→ Material for this exercise:

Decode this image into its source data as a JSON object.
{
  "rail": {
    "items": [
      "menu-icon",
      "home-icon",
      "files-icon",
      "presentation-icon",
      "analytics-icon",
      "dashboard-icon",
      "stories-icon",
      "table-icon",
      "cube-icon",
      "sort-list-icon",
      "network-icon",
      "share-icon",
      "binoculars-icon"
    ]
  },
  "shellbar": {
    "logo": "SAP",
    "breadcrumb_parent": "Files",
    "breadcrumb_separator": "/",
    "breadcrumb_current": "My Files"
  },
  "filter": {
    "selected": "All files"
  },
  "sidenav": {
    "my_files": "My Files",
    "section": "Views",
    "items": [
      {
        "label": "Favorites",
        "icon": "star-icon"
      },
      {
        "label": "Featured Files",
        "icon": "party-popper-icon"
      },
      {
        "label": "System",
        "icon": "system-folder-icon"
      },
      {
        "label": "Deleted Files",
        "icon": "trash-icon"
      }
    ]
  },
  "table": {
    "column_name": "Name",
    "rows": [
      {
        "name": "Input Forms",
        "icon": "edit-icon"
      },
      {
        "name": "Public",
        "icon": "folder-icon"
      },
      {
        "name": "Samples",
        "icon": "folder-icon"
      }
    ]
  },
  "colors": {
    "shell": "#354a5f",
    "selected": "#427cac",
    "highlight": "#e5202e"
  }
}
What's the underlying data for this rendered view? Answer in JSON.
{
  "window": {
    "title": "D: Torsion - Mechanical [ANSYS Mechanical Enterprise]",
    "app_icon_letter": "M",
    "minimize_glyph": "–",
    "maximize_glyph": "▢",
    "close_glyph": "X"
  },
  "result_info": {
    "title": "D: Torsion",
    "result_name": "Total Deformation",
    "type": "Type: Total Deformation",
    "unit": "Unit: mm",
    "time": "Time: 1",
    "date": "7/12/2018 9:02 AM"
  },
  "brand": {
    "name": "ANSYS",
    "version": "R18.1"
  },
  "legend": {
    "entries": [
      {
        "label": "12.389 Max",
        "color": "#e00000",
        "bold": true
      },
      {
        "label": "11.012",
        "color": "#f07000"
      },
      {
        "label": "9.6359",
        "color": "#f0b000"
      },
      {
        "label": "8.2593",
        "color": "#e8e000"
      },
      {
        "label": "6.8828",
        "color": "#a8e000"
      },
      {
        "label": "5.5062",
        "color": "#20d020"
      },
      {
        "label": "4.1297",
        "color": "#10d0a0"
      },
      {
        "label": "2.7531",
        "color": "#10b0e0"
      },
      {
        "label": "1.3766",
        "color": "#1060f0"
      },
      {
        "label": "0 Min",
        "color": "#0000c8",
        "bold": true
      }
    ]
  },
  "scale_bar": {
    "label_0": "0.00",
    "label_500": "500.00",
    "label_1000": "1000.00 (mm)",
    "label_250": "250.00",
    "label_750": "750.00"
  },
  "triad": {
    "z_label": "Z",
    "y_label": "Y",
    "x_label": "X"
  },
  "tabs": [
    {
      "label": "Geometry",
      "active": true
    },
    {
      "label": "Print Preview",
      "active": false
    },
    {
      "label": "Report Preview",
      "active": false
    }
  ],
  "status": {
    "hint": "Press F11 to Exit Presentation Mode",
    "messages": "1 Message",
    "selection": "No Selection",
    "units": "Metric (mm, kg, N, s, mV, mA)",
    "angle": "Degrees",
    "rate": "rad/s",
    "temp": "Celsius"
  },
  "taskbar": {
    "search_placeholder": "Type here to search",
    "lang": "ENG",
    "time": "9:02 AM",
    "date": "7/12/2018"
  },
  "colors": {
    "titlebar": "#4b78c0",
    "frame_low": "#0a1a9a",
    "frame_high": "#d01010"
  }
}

→ Task statement:
Gather each line holding the string "Total".

→ Exercise result:
    "result_name": "Total Deformation",
    "type": "Type: Total Deformation",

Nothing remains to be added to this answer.